Records excerpted from a collection:

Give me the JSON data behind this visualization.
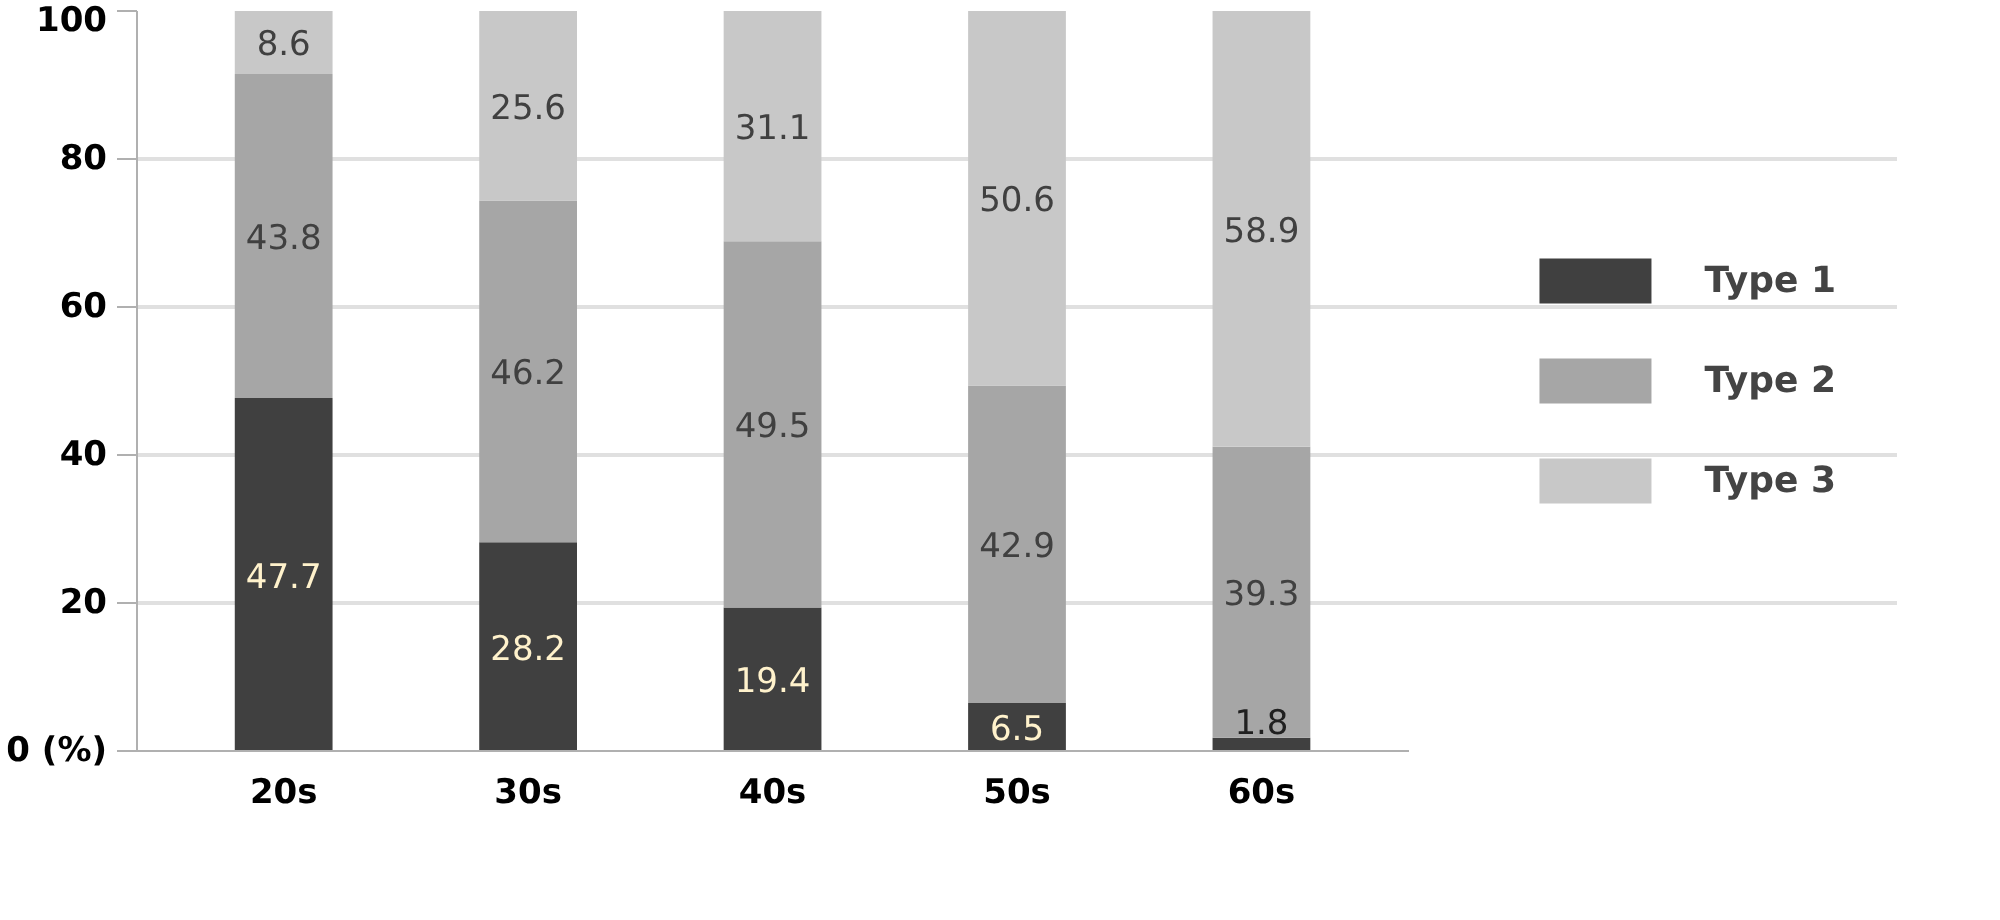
{
  "chart_data": {
    "type": "bar",
    "stacked": true,
    "categories": [
      "20s",
      "30s",
      "40s",
      "50s",
      "60s"
    ],
    "series": [
      {
        "name": "Type 1",
        "color": "#404040",
        "values": [
          47.7,
          28.2,
          19.4,
          6.5,
          1.8
        ]
      },
      {
        "name": "Type 2",
        "color": "#a6a6a6",
        "values": [
          43.8,
          46.2,
          49.5,
          42.9,
          39.3
        ]
      },
      {
        "name": "Type 3",
        "color": "#c8c8c8",
        "values": [
          8.6,
          25.6,
          31.1,
          50.6,
          58.9
        ]
      }
    ],
    "ylim": [
      0,
      100
    ],
    "yticks": [
      {
        "value": 0,
        "label": "0 (%)"
      },
      20,
      40,
      60,
      80,
      100
    ],
    "grid": "y",
    "legend": "right",
    "data_labels": true
  }
}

WHAT THIS TASK INVOLVES =
Print all of the entries word for word. Omit the pictures they contain.

THE SOLUTION =
Give me the JSON data behind this visualization.
{
  "chart_data": {
    "type": "bar",
    "stacked": true,
    "categories": [
      "20s",
      "30s",
      "40s",
      "50s",
      "60s"
    ],
    "series": [
      {
        "name": "Type 1",
        "color": "#404040",
        "values": [
          47.7,
          28.2,
          19.4,
          6.5,
          1.8
        ]
      },
      {
        "name": "Type 2",
        "color": "#a6a6a6",
        "values": [
          43.8,
          46.2,
          49.5,
          42.9,
          39.3
        ]
      },
      {
        "name": "Type 3",
        "color": "#c8c8c8",
        "values": [
          8.6,
          25.6,
          31.1,
          50.6,
          58.9
        ]
      }
    ],
    "ylim": [
      0,
      100
    ],
    "yticks": [
      {
        "value": 0,
        "label": "0 (%)"
      },
      20,
      40,
      60,
      80,
      100
    ],
    "grid": "y",
    "legend": "right",
    "data_labels": true
  }
}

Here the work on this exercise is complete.